**Exercise prompt**
In the data below, write out word for word every line from the one containing "Localize each UI" through the one containing "nav-me[interactable]: ☺ Já", both of those lines included.

— Start Supplied records —

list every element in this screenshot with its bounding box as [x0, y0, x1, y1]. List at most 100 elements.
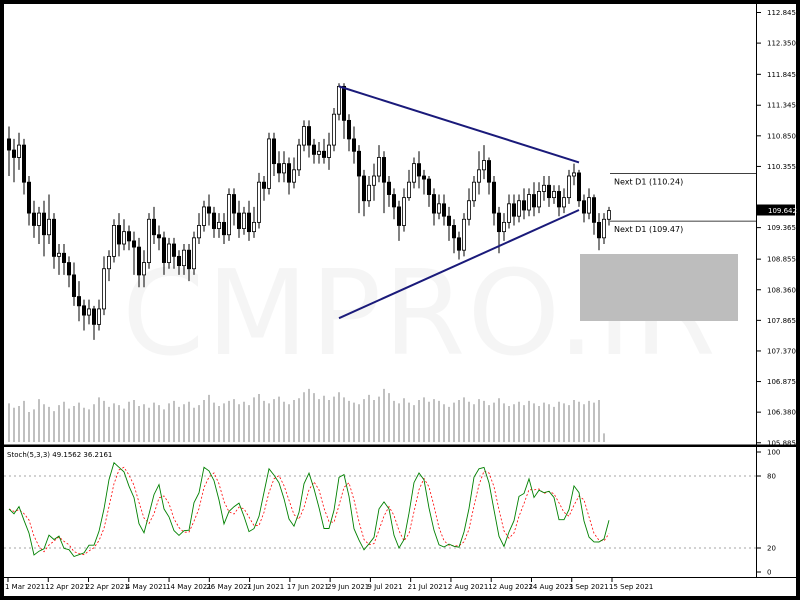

— End Supplied records —
— Start Supplied records —

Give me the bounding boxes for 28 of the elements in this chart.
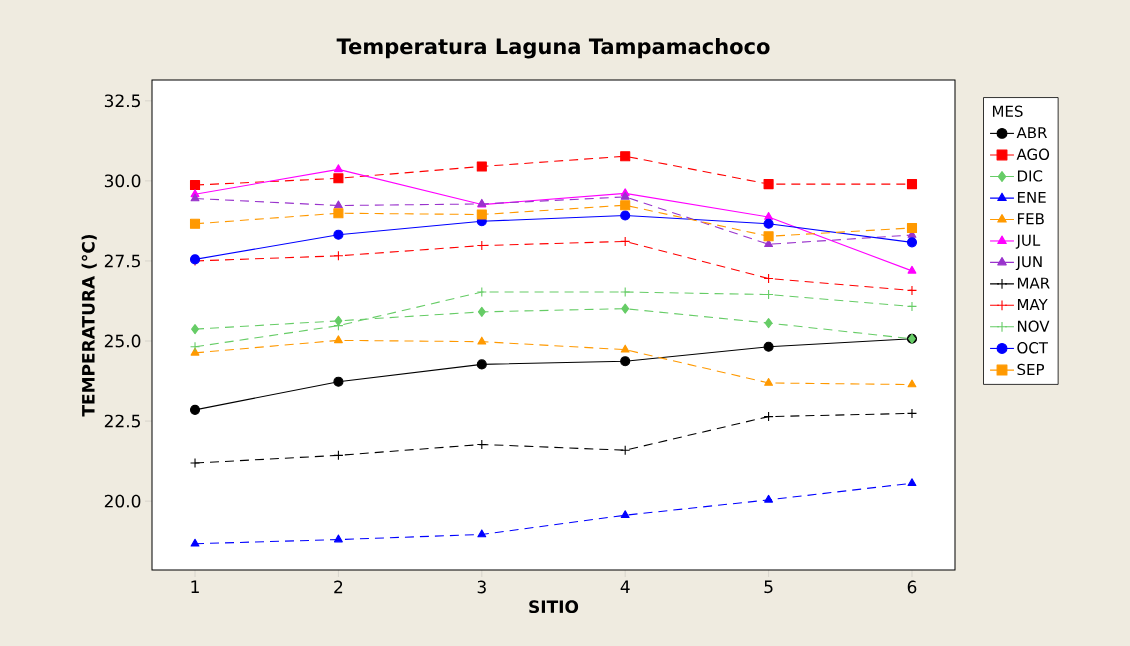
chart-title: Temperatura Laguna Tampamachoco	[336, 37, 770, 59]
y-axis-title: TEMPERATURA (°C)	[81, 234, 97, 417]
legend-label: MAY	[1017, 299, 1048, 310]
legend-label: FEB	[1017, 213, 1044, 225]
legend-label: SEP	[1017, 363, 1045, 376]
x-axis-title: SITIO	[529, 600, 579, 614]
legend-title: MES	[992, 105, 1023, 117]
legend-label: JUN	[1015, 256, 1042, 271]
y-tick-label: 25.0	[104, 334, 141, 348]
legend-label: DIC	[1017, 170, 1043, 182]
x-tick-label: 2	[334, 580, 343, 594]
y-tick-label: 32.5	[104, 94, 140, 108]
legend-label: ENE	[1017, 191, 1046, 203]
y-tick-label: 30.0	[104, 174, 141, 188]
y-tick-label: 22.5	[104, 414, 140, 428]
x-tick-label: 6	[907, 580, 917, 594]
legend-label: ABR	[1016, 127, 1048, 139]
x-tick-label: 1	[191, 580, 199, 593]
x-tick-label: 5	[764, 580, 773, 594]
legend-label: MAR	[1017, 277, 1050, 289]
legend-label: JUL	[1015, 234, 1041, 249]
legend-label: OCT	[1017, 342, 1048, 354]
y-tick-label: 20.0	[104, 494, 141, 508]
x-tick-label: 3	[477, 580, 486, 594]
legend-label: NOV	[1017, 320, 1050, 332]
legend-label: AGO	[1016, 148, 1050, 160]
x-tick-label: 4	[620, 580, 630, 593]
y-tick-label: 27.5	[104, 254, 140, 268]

— End Supplied records —
— Start Supplied records —

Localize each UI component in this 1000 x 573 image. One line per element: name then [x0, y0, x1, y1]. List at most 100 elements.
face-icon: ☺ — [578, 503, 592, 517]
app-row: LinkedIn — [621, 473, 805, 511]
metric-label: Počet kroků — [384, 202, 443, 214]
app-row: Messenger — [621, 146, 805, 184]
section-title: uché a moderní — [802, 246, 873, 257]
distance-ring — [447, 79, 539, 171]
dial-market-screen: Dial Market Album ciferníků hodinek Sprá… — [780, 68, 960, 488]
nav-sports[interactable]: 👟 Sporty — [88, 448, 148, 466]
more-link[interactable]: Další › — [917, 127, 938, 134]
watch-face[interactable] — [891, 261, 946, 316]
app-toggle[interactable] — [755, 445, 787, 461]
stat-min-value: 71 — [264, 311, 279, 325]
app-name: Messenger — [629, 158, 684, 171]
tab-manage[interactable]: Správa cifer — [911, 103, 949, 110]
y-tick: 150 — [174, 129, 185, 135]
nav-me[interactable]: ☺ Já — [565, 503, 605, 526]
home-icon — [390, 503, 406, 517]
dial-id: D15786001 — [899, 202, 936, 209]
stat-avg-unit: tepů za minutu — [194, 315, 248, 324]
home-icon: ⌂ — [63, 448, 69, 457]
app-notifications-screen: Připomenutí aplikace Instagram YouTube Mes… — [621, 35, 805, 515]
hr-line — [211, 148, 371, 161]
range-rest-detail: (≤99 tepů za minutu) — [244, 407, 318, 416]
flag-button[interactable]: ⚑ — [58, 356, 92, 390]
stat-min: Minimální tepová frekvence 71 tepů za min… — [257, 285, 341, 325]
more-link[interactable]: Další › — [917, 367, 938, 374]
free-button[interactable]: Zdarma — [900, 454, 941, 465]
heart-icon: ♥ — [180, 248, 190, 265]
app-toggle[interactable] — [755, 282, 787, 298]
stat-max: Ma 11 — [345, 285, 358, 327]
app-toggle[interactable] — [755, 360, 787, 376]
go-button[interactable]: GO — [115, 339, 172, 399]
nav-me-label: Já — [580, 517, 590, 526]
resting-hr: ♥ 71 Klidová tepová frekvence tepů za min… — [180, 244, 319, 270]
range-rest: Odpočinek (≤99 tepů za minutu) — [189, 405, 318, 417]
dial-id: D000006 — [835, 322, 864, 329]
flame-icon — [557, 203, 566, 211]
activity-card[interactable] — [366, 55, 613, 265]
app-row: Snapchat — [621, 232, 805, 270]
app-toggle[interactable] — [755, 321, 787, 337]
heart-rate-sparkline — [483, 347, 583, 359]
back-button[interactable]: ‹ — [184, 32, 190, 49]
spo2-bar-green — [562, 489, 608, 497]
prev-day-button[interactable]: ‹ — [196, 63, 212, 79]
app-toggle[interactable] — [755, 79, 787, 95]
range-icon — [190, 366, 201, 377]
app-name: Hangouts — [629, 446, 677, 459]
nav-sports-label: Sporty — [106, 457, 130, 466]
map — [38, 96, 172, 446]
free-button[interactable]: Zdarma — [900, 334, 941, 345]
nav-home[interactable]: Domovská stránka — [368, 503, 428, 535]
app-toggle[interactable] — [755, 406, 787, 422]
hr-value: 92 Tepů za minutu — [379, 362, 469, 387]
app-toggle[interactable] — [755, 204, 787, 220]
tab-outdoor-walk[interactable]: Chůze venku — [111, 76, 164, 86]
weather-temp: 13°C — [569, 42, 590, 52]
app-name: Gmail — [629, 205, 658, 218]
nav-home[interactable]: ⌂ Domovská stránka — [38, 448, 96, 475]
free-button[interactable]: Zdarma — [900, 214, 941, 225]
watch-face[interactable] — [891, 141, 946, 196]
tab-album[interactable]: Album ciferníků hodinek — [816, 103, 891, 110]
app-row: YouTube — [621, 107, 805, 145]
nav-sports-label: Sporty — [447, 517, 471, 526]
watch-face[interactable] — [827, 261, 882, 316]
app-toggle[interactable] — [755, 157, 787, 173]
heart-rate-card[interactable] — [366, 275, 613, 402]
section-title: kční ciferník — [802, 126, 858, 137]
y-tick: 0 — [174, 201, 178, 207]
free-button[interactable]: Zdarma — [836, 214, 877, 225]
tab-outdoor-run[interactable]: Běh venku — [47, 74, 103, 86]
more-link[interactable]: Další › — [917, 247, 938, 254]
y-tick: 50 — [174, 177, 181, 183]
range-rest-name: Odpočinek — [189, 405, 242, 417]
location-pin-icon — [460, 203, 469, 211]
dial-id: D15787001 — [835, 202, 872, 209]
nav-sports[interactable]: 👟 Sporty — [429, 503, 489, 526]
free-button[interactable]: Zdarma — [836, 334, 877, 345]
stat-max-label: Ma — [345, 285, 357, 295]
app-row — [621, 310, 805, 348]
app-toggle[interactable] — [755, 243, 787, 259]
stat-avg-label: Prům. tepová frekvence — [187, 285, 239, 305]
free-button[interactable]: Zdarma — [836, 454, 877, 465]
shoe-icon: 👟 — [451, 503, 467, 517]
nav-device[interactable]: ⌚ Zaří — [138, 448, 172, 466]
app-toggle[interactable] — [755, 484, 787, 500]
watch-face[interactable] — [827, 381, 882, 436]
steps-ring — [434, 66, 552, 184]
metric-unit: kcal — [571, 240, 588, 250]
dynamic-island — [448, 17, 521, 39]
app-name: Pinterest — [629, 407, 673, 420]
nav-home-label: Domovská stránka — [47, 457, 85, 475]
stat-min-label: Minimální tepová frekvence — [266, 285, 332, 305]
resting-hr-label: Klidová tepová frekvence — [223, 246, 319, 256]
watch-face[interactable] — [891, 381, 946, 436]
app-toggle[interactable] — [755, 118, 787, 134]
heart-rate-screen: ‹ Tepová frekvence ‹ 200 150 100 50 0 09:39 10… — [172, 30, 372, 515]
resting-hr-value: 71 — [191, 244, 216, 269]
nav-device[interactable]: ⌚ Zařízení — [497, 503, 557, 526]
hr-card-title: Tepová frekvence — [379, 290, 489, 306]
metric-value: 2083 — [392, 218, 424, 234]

— End Supplied records —

**Exercise result**
Localize each UI component in this 1000 x 573 image. One line per element: name then [x0, y0, x1, y1]. List at most 100 elements.
face-icon: ☺ — [578, 503, 592, 517]
app-row: LinkedIn — [621, 473, 805, 511]
metric-label: Počet kroků — [384, 202, 443, 214]
app-row: Messenger — [621, 146, 805, 184]
section-title: uché a moderní — [802, 246, 873, 257]
distance-ring — [447, 79, 539, 171]
dial-market-screen: Dial Market Album ciferníků hodinek Sprá… — [780, 68, 960, 488]
nav-sports[interactable]: 👟 Sporty — [88, 448, 148, 466]
more-link[interactable]: Další › — [917, 127, 938, 134]
watch-face[interactable] — [891, 261, 946, 316]
app-toggle[interactable] — [755, 445, 787, 461]
stat-min-value: 71 — [264, 311, 279, 325]
app-name: Messenger — [629, 158, 684, 171]
tab-manage[interactable]: Správa cifer — [911, 103, 949, 110]
y-tick: 150 — [174, 129, 185, 135]
nav-me[interactable]: ☺ Já — [565, 503, 605, 526]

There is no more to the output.